▶ _STATED TASK_:
Copy out the listing below with every occurrence of "legend-label" swapped for "legend-entry" and everything else left as it is. Leave the pictures out of your copy.

▶ _DATA FOR PROCESSING_:
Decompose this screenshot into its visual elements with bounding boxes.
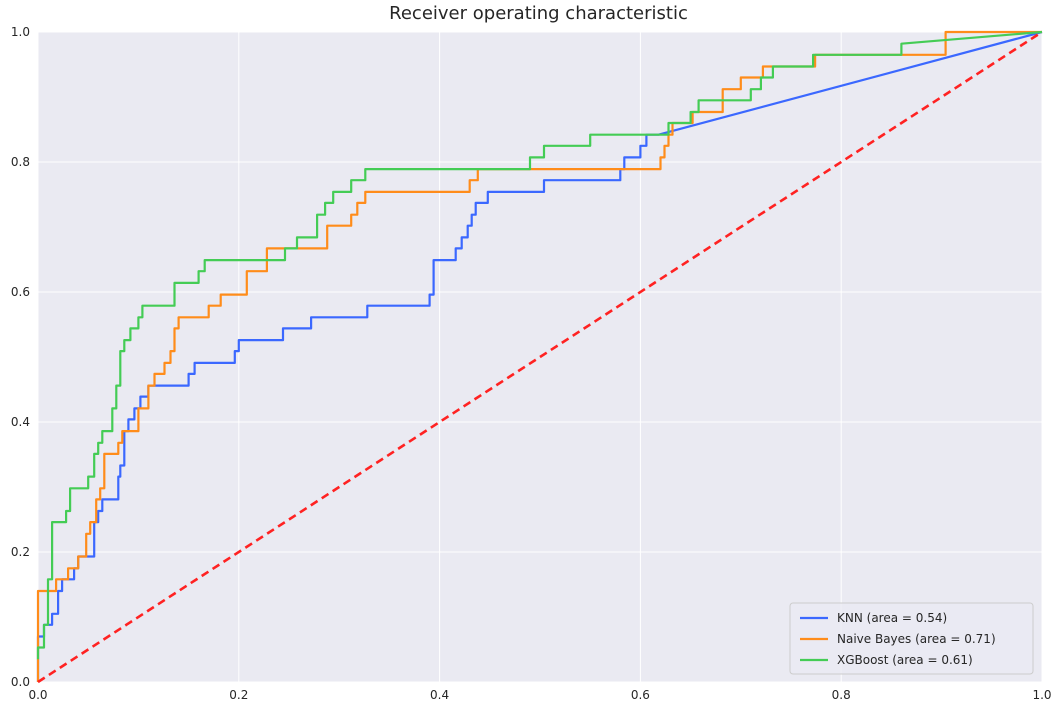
grid-lines (37, 31, 1043, 683)
x-tick-label: 0.6 (631, 688, 650, 702)
x-tick-label: 1.0 (1032, 688, 1051, 702)
legend-box (789, 602, 1034, 675)
y-tick-label: 0.6 (11, 285, 30, 299)
roc-curve-2 (36, 30, 1043, 660)
legend-label: KNN (area = 0.54) (837, 611, 947, 625)
chance-diagonal-line (37, 30, 1043, 684)
x-tick-label: 0.0 (28, 688, 47, 702)
legend-label: XGBoost (area = 0.61) (837, 653, 973, 667)
series-lines (36, 30, 1043, 684)
y-tick-label: 0.8 (11, 155, 30, 169)
legend: KNN (area = 0.54) Naive Bayes (area = 0.7… (789, 602, 1034, 675)
y-tick-label: 0.2 (11, 545, 30, 559)
x-tick-label: 0.2 (229, 688, 248, 702)
chart-title: Receiver operating characteristic (389, 3, 688, 24)
x-tick-label: 0.8 (832, 688, 851, 702)
y-tick-label: 0.0 (11, 675, 30, 689)
tick-labels: 0.0 0.2 0.4 0.6 0.8 1.0 0.0 0.2 0.4 0.6 0.8 1.0 (11, 25, 1052, 702)
legend-label: Naive Bayes (area = 0.71) (837, 632, 996, 646)
x-tick-label: 0.4 (430, 688, 449, 702)
y-tick-label: 1.0 (11, 25, 30, 39)
y-tick-label: 0.4 (11, 415, 30, 429)
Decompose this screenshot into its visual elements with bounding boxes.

▶ _ANSWER TO THIS TASK_:
Decompose this screenshot into its visual elements with bounding boxes.
grid-lines (37, 31, 1043, 683)
x-tick-label: 0.6 (631, 688, 650, 702)
x-tick-label: 1.0 (1032, 688, 1051, 702)
legend-box (789, 602, 1034, 675)
y-tick-label: 0.6 (11, 285, 30, 299)
roc-curve-2 (36, 30, 1043, 660)
legend-entry: KNN (area = 0.54) (837, 611, 947, 625)
chance-diagonal-line (37, 30, 1043, 684)
x-tick-label: 0.0 (28, 688, 47, 702)
legend-entry: XGBoost (area = 0.61) (837, 653, 973, 667)
series-lines (36, 30, 1043, 684)
y-tick-label: 0.8 (11, 155, 30, 169)
legend: KNN (area = 0.54) Naive Bayes (area = 0.7… (789, 602, 1034, 675)
y-tick-label: 0.2 (11, 545, 30, 559)
x-tick-label: 0.2 (229, 688, 248, 702)
chart-title: Receiver operating characteristic (389, 3, 688, 24)
x-tick-label: 0.8 (832, 688, 851, 702)
y-tick-label: 0.0 (11, 675, 30, 689)
tick-labels: 0.0 0.2 0.4 0.6 0.8 1.0 0.0 0.2 0.4 0.6 0.8 1.0 (11, 25, 1052, 702)
legend-entry: Naive Bayes (area = 0.71) (837, 632, 996, 646)
x-tick-label: 0.4 (430, 688, 449, 702)
y-tick-label: 1.0 (11, 25, 30, 39)
y-tick-label: 0.4 (11, 415, 30, 429)
Decompose this screenshot into its visual elements with bounding boxes.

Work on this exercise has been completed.